** Begin Material provided **
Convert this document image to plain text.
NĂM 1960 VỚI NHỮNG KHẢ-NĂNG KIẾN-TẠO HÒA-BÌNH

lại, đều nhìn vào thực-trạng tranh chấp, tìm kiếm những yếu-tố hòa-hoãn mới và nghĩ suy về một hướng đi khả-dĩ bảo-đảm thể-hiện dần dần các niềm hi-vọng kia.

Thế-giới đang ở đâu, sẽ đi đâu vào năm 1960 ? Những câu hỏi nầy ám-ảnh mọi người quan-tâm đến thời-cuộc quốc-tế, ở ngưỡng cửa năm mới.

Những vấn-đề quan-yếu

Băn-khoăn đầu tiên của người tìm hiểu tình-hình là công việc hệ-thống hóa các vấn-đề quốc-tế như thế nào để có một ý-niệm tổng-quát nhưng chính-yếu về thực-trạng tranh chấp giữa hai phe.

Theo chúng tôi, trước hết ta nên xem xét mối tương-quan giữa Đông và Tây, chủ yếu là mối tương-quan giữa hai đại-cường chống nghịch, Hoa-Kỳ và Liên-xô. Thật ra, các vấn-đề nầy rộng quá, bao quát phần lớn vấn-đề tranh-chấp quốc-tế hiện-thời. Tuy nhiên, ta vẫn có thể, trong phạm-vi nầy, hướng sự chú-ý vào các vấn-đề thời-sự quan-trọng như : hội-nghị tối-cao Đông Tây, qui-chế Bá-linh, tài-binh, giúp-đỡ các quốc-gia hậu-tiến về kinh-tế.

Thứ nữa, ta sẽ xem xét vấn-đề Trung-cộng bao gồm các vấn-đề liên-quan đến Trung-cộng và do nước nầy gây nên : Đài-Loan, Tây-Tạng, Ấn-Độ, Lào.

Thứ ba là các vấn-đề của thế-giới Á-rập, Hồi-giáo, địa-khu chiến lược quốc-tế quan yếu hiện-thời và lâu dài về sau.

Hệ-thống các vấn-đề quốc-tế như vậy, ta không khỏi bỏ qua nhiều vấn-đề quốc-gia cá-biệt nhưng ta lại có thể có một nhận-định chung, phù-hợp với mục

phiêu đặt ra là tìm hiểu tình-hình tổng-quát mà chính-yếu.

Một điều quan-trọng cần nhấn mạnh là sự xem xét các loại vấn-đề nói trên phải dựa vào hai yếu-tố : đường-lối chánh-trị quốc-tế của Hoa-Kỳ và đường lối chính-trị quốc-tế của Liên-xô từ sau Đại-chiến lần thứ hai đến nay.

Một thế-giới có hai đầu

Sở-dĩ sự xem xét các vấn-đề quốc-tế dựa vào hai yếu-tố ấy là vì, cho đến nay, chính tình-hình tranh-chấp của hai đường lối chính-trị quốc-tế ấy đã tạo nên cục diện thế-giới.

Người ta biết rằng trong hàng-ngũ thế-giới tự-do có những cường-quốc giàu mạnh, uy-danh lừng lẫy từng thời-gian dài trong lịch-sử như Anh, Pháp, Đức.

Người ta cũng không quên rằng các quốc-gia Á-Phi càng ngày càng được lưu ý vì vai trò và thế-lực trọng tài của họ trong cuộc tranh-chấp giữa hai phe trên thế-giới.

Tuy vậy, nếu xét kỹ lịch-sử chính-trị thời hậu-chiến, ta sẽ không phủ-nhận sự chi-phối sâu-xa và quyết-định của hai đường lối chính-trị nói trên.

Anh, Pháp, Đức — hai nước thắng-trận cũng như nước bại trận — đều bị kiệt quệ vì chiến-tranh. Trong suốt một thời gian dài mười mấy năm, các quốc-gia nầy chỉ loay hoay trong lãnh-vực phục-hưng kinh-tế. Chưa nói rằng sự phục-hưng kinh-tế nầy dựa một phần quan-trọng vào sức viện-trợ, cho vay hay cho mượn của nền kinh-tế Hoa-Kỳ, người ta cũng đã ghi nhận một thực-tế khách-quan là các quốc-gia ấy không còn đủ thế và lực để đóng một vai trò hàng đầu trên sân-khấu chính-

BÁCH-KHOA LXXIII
** End Material provided **
§ **Task directions**: Report each line in the data that holds the word "hiểu".

§ **Reply**:
Băn-khoăn đầu tiên của người tìm hiểu tình-hình là công việc hệ-thống hóa các vấn-đề quốc-tế như thế nào để có một ý-niệm tổng-quát nhưng chính-yếu về thực-trạng tranh chấp giữa hai phe.
phiêu đặt ra là tìm hiểu tình-hình tổng-quát mà chính-yếu.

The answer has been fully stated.